## [Work required]
List the lines of this listing that hold the word "crore".

## [Records for this exercise]
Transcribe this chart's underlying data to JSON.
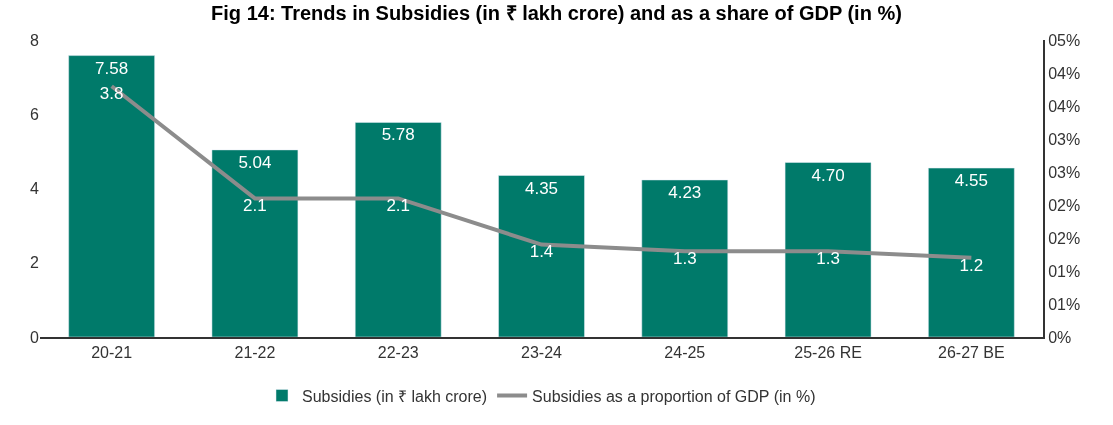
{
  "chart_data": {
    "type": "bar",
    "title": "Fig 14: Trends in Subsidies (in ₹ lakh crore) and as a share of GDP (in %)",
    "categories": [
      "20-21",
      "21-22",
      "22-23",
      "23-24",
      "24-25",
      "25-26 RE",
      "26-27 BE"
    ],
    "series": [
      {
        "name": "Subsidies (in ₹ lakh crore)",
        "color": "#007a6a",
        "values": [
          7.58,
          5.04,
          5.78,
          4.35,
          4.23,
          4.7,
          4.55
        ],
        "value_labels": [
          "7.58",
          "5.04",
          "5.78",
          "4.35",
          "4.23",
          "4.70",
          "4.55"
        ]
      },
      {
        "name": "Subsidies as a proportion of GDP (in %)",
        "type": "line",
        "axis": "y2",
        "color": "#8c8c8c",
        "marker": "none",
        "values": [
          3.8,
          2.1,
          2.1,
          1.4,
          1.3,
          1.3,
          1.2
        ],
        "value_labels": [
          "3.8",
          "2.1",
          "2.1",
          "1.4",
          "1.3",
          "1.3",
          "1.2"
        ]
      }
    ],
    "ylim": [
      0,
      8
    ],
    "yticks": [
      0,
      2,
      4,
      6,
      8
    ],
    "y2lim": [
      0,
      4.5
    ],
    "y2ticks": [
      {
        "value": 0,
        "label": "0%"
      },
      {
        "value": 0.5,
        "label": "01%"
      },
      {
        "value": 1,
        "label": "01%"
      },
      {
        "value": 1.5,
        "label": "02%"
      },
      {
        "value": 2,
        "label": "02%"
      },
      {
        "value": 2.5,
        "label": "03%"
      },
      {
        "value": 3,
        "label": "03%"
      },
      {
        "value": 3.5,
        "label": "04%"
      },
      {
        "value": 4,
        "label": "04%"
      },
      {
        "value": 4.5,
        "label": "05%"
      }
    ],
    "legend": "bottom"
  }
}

## [Result of the task]
    "title": "Fig 14: Trends in Subsidies (in ₹ lakh crore) and as a share of GDP (in %)",
        "name": "Subsidies (in ₹ lakh crore)",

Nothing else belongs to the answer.